- Exercise objective
From the line that contains "What text is on this page?" down to the last line of the data below, restate every line word for word, skipping any images.

[Recorded data]
%%

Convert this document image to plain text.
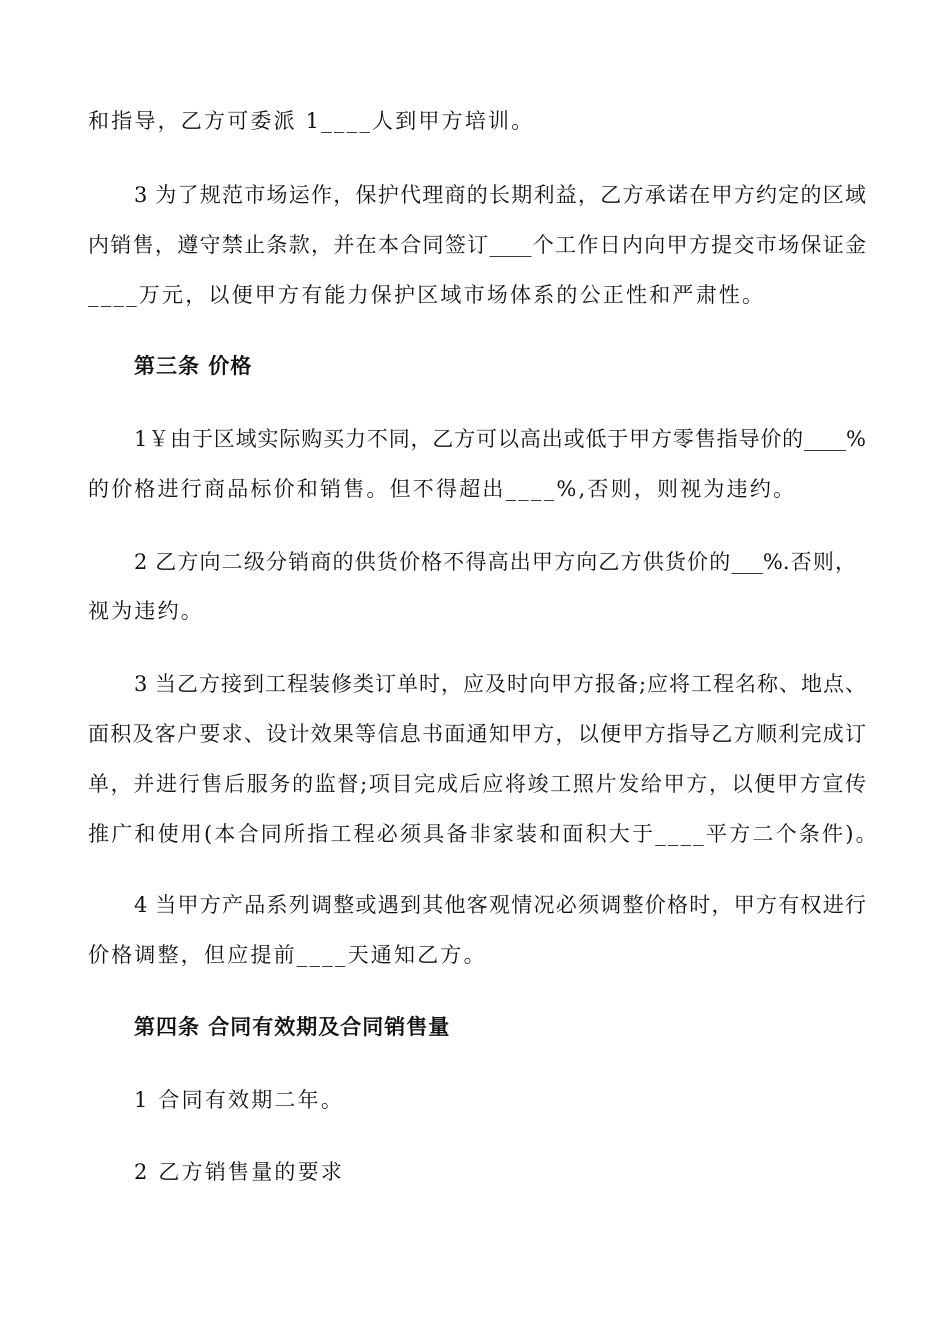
和指导，乙方可委派 1____人到甲方培训。
3 为了规范市场运作，保护代理商的长期利益，乙方承诺在甲方约定的区域
内销售，遵守禁止条款，并在本合同签订____个工作日内向甲方提交市场保证金
____万元，以便甲方有能力保护区域市场体系的公正性和严肃性。
第三条 价格
1￥由于区域实际购买力不同，乙方可以高出或低于甲方零售指导价的____%
的价格进行商品标价和销售。但不得超出____%,否则，则视为违约。
2 乙方向二级分销商的供货价格不得高出甲方向乙方供货价的___%.否则，
视为违约。
3 当乙方接到工程装修类订单时，应及时向甲方报备;应将工程名称、地点、
面积及客户要求、设计效果等信息书面通知甲方，以便甲方指导乙方顺利完成订
单，并进行售后服务的监督;项目完成后应将竣工照片发给甲方，以便甲方宣传
推广和使用(本合同所指工程必须具备非家装和面积大于____平方二个条件)。
4 当甲方产品系列调整或遇到其他客观情况必须调整价格时，甲方有权进行
价格调整，但应提前____天通知乙方。
第四条 合同有效期及合同销售量
1 合同有效期二年。
2 乙方销售量的要求
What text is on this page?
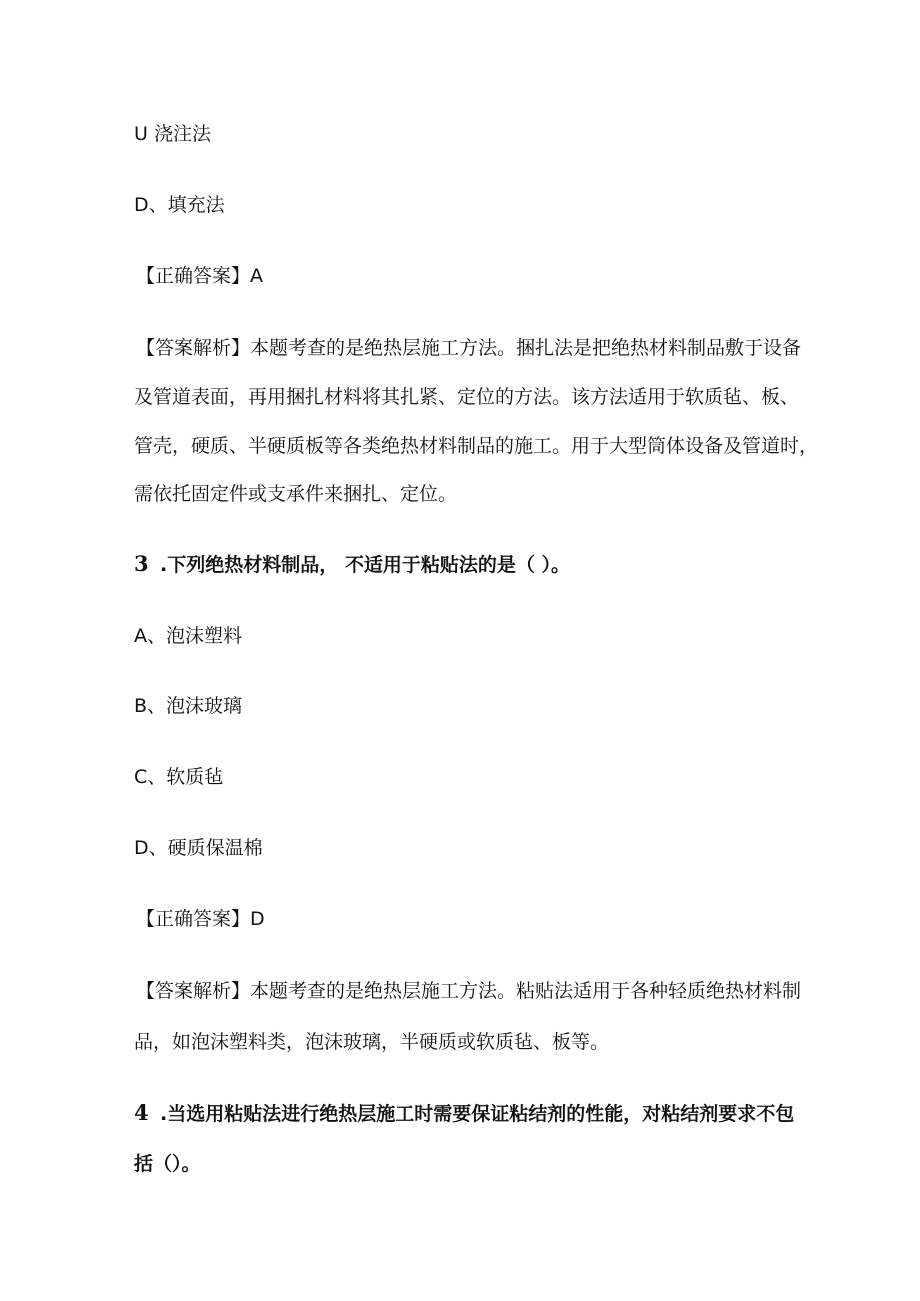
U 浇注法
D、填充法
【正确答案】A
【答案解析】本题考查的是绝热层施工方法。捆扎法是把绝热材料制品敷于设备
及管道表面，再用捆扎材料将其扎紧、定位的方法。该方法适用于软质毡、板、
管壳，硬质、半硬质板等各类绝热材料制品的施工。用于大型筒体设备及管道时，
需依托固定件或支承件来捆扎、定位。
3 .下列绝热材料制品， 不适用于粘贴法的是（ ）。
A、泡沫塑料
B、泡沫玻璃
C、软质毡
D、硬质保温棉
【正确答案】D
【答案解析】本题考查的是绝热层施工方法。粘贴法适用于各种轻质绝热材料制
品，如泡沫塑料类，泡沫玻璃，半硬质或软质毡、板等。
4 .当选用粘贴法进行绝热层施工时需要保证粘结剂的性能，对粘结剂要求不包
括（）。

%%

- Response
What text is on this page?
U 浇注法
D、填充法
【正确答案】A
【答案解析】本题考查的是绝热层施工方法。捆扎法是把绝热材料制品敷于设备
及管道表面，再用捆扎材料将其扎紧、定位的方法。该方法适用于软质毡、板、
管壳，硬质、半硬质板等各类绝热材料制品的施工。用于大型筒体设备及管道时，
需依托固定件或支承件来捆扎、定位。
3 .下列绝热材料制品， 不适用于粘贴法的是（ ）。
A、泡沫塑料
B、泡沫玻璃
C、软质毡
D、硬质保温棉
【正确答案】D
【答案解析】本题考查的是绝热层施工方法。粘贴法适用于各种轻质绝热材料制
品，如泡沫塑料类，泡沫玻璃，半硬质或软质毡、板等。
4 .当选用粘贴法进行绝热层施工时需要保证粘结剂的性能，对粘结剂要求不包
括（）。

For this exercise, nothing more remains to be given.